PROMPT: Transcribe all records exactly.

* Start DATA FOR THIS TASK *

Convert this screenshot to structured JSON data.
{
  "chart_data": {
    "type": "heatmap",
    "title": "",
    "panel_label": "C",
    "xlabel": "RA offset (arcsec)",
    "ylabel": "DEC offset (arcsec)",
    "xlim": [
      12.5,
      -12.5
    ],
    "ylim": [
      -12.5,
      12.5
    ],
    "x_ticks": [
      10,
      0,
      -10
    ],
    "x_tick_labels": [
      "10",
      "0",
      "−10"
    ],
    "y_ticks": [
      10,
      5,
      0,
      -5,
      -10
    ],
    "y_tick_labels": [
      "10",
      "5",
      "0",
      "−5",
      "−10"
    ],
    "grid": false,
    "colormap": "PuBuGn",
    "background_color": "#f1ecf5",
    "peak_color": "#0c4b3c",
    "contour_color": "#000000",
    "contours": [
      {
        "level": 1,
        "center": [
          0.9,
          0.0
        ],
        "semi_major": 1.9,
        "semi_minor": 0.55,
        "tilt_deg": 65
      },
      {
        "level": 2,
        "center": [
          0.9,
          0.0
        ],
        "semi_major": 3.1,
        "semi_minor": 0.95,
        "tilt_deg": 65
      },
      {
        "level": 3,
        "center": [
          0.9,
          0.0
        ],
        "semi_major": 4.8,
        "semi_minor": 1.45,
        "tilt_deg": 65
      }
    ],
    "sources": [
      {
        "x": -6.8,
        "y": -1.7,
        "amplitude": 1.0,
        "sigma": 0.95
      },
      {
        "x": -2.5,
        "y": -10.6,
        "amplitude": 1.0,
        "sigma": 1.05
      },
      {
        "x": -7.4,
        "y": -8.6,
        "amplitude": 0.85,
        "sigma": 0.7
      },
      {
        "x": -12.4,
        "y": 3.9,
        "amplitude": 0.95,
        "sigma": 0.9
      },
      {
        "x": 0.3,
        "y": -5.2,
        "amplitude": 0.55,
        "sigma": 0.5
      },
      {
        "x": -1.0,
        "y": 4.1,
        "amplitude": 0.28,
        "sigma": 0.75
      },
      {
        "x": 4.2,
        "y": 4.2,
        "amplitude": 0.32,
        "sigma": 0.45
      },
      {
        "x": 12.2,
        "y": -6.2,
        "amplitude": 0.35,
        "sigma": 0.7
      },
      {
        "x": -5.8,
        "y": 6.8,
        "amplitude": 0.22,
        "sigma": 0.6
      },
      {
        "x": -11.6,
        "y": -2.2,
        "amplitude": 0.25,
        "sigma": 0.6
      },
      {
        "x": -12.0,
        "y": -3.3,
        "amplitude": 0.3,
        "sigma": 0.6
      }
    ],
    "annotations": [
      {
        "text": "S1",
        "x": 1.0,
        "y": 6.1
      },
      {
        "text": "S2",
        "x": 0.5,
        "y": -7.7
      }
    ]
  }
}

* End DATA FOR THIS TASK *

TASK RESULT:
Convert this screenshot to structured JSON data.
{
  "chart_data": {
    "type": "heatmap",
    "title": "",
    "panel_label": "C",
    "xlabel": "RA offset (arcsec)",
    "ylabel": "DEC offset (arcsec)",
    "xlim": [
      12.5,
      -12.5
    ],
    "ylim": [
      -12.5,
      12.5
    ],
    "x_ticks": [
      10,
      0,
      -10
    ],
    "x_tick_labels": [
      "10",
      "0",
      "−10"
    ],
    "y_ticks": [
      10,
      5,
      0,
      -5,
      -10
    ],
    "y_tick_labels": [
      "10",
      "5",
      "0",
      "−5",
      "−10"
    ],
    "grid": false,
    "colormap": "PuBuGn",
    "background_color": "#f1ecf5",
    "peak_color": "#0c4b3c",
    "contour_color": "#000000",
    "contours": [
      {
        "level": 1,
        "center": [
          0.9,
          0.0
        ],
        "semi_major": 1.9,
        "semi_minor": 0.55,
        "tilt_deg": 65
      },
      {
        "level": 2,
        "center": [
          0.9,
          0.0
        ],
        "semi_major": 3.1,
        "semi_minor": 0.95,
        "tilt_deg": 65
      },
      {
        "level": 3,
        "center": [
          0.9,
          0.0
        ],
        "semi_major": 4.8,
        "semi_minor": 1.45,
        "tilt_deg": 65
      }
    ],
    "sources": [
      {
        "x": -6.8,
        "y": -1.7,
        "amplitude": 1.0,
        "sigma": 0.95
      },
      {
        "x": -2.5,
        "y": -10.6,
        "amplitude": 1.0,
        "sigma": 1.05
      },
      {
        "x": -7.4,
        "y": -8.6,
        "amplitude": 0.85,
        "sigma": 0.7
      },
      {
        "x": -12.4,
        "y": 3.9,
        "amplitude": 0.95,
        "sigma": 0.9
      },
      {
        "x": 0.3,
        "y": -5.2,
        "amplitude": 0.55,
        "sigma": 0.5
      },
      {
        "x": -1.0,
        "y": 4.1,
        "amplitude": 0.28,
        "sigma": 0.75
      },
      {
        "x": 4.2,
        "y": 4.2,
        "amplitude": 0.32,
        "sigma": 0.45
      },
      {
        "x": 12.2,
        "y": -6.2,
        "amplitude": 0.35,
        "sigma": 0.7
      },
      {
        "x": -5.8,
        "y": 6.8,
        "amplitude": 0.22,
        "sigma": 0.6
      },
      {
        "x": -11.6,
        "y": -2.2,
        "amplitude": 0.25,
        "sigma": 0.6
      },
      {
        "x": -12.0,
        "y": -3.3,
        "amplitude": 0.3,
        "sigma": 0.6
      }
    ],
    "annotations": [
      {
        "text": "S1",
        "x": 1.0,
        "y": 6.1
      },
      {
        "text": "S2",
        "x": 0.5,
        "y": -7.7
      }
    ]
  }
}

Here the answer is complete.